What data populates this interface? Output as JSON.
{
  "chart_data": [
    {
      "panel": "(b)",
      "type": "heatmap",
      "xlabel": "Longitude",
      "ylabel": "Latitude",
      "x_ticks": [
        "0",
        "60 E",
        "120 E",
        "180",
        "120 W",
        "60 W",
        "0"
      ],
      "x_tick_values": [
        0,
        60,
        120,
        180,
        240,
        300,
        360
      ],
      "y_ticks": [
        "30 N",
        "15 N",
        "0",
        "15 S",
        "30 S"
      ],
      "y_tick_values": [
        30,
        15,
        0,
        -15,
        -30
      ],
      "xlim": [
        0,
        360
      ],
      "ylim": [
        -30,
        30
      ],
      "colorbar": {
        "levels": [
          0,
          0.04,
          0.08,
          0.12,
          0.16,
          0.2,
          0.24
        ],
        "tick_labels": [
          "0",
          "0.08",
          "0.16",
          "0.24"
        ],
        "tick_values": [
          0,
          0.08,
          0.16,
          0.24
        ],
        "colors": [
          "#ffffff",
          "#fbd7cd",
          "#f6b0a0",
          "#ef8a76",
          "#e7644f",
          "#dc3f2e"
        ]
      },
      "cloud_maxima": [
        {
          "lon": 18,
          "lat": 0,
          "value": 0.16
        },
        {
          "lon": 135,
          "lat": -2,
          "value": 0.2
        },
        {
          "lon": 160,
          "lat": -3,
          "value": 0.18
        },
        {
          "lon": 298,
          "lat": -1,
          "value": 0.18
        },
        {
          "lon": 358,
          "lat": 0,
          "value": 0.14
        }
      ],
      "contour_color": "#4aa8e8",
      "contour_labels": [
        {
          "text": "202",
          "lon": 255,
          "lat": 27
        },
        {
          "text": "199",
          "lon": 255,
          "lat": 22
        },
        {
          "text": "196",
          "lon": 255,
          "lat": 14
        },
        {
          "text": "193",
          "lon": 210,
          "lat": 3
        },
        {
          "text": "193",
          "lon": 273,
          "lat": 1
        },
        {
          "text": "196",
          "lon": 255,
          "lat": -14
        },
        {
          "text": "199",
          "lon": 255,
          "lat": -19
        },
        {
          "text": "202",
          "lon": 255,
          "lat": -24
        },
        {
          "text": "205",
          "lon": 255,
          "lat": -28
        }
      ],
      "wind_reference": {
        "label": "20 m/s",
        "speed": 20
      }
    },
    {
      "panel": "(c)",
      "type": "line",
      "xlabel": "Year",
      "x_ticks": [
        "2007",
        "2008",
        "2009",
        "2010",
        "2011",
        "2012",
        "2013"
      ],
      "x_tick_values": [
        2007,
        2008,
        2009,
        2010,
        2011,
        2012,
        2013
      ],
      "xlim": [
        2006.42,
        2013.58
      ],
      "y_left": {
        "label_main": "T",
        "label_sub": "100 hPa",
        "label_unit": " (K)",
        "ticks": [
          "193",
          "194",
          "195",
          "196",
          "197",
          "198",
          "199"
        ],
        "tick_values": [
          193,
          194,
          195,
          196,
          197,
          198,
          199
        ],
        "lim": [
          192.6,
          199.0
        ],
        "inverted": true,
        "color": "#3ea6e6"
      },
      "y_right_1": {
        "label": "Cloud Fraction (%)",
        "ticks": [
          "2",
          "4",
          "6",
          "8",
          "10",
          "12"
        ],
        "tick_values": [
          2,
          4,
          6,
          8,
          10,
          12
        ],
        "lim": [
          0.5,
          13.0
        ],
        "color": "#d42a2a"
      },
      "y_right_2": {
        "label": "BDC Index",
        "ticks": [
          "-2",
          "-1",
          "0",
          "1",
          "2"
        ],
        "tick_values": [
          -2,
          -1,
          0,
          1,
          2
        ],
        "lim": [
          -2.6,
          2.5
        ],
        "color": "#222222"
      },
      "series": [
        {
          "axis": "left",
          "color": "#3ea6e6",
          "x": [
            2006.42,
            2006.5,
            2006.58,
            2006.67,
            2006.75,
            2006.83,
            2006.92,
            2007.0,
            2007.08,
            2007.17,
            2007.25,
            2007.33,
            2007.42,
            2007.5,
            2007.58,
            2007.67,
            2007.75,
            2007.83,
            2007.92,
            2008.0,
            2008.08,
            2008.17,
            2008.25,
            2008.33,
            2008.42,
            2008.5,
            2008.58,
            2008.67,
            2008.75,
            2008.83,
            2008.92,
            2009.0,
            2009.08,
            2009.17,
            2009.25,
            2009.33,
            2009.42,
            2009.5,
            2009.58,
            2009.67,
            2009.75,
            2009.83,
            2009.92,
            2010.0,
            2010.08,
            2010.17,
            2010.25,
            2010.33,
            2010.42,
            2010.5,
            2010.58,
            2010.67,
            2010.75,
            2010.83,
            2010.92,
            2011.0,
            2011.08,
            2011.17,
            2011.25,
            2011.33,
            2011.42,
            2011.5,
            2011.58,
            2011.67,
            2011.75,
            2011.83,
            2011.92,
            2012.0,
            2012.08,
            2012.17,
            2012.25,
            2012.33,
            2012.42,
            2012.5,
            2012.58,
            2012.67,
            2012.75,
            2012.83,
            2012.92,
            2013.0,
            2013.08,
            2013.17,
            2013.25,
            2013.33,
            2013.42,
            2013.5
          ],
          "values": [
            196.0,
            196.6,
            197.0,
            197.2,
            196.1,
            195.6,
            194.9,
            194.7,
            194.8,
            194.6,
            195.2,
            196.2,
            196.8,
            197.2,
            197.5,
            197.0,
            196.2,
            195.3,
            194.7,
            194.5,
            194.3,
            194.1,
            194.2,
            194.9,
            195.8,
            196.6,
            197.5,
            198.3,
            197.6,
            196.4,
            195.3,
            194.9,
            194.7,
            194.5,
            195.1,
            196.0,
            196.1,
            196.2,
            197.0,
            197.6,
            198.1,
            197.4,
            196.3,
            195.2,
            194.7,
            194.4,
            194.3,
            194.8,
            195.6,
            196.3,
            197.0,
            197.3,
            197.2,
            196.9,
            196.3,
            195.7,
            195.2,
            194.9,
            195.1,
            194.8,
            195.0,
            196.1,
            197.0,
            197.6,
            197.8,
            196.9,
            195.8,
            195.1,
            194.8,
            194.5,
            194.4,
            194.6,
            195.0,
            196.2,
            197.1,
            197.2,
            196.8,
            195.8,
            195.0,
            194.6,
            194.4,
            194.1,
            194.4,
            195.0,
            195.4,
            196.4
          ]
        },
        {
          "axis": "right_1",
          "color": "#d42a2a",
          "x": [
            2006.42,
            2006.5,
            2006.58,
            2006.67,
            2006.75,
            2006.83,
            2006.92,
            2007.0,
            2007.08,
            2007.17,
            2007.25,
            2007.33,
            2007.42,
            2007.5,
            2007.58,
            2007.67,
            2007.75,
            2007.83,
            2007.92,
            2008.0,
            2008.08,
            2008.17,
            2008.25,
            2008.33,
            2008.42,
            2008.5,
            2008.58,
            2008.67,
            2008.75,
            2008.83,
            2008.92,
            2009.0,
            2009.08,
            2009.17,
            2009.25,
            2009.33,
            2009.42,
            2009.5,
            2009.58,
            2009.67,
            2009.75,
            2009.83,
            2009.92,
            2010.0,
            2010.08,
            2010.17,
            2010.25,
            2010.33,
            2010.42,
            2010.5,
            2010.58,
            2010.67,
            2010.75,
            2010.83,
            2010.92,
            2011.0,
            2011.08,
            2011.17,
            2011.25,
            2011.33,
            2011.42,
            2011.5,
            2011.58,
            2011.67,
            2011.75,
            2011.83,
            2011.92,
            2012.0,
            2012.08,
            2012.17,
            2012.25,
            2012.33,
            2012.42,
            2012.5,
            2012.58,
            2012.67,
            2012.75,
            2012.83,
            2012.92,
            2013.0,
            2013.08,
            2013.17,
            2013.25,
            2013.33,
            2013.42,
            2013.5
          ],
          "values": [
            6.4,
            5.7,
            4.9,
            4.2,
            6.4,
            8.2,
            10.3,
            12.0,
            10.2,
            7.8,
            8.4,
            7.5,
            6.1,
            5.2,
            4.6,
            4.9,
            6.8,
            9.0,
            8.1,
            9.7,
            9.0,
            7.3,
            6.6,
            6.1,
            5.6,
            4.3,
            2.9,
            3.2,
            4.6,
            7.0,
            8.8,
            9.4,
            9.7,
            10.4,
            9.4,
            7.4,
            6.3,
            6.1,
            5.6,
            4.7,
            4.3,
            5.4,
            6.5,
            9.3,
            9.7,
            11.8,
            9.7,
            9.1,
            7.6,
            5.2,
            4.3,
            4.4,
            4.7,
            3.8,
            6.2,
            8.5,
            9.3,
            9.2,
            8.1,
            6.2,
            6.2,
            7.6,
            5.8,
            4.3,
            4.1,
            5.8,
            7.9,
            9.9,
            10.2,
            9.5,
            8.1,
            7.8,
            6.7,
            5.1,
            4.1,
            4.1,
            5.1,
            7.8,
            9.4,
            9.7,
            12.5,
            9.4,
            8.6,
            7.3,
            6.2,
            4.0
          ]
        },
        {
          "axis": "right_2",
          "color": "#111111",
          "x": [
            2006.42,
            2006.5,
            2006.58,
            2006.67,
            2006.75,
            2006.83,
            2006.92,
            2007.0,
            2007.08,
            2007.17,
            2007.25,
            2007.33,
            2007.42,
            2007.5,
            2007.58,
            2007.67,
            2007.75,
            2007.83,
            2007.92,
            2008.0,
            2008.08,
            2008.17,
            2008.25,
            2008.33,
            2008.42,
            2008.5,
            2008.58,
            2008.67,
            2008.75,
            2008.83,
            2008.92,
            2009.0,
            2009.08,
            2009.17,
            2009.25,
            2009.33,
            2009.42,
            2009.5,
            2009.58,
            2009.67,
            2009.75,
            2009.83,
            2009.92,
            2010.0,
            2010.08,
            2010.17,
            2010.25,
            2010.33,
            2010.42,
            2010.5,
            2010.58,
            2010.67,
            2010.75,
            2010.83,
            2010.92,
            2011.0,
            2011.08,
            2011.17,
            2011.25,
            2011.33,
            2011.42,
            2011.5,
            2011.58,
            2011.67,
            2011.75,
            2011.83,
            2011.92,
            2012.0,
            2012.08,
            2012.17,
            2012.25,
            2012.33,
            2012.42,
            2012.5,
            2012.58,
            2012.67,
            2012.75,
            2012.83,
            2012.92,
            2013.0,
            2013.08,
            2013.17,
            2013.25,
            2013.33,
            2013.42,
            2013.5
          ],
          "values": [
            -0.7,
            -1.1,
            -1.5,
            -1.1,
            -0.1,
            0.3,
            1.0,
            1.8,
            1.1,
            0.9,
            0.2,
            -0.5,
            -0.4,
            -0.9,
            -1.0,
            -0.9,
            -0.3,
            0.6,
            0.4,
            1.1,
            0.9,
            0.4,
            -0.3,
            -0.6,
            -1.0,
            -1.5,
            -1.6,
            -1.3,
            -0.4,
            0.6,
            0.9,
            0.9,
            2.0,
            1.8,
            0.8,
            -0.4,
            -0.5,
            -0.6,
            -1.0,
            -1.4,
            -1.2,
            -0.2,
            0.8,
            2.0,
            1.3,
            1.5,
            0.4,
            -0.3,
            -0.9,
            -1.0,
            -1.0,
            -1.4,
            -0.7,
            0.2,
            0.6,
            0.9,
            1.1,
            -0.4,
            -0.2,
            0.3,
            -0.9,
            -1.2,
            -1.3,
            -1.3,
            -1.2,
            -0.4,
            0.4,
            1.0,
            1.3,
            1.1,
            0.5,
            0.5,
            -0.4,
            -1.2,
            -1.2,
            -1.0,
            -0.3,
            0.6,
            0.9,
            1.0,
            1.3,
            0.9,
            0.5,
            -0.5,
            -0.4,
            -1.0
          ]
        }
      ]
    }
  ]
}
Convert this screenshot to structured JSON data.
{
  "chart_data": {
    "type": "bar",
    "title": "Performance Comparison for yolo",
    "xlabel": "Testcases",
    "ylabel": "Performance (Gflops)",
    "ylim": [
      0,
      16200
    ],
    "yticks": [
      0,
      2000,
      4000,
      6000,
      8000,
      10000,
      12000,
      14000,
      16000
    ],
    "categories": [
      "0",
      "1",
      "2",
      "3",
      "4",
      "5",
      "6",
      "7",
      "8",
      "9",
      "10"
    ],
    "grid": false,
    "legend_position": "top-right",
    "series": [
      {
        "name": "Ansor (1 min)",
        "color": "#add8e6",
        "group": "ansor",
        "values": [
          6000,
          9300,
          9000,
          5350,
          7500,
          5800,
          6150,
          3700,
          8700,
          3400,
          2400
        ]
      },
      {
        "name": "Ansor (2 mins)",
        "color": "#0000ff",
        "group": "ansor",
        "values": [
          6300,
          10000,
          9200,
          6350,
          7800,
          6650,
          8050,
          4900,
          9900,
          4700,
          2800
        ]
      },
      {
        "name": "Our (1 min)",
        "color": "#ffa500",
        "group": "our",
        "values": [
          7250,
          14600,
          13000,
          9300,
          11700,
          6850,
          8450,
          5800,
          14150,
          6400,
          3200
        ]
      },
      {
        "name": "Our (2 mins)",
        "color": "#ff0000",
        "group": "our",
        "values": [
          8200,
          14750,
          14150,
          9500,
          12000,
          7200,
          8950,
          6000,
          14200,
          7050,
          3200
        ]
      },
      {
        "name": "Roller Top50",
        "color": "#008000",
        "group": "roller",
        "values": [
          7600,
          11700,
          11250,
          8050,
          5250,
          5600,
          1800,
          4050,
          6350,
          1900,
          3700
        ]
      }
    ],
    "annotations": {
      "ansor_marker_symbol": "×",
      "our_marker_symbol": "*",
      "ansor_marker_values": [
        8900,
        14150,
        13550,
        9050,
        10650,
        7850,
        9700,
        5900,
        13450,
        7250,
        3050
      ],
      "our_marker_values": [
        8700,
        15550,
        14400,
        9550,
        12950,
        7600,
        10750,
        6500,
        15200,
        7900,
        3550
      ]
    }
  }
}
####################
— TASK TO CARRY OUT —
Check each line above for the string "xlabel", then copy the ones that have it.

— RESULT OF THIS EXERCISE —
      "xlabel": "Longitude",
      "xlabel": "Year",
    "xlabel": "Testcases",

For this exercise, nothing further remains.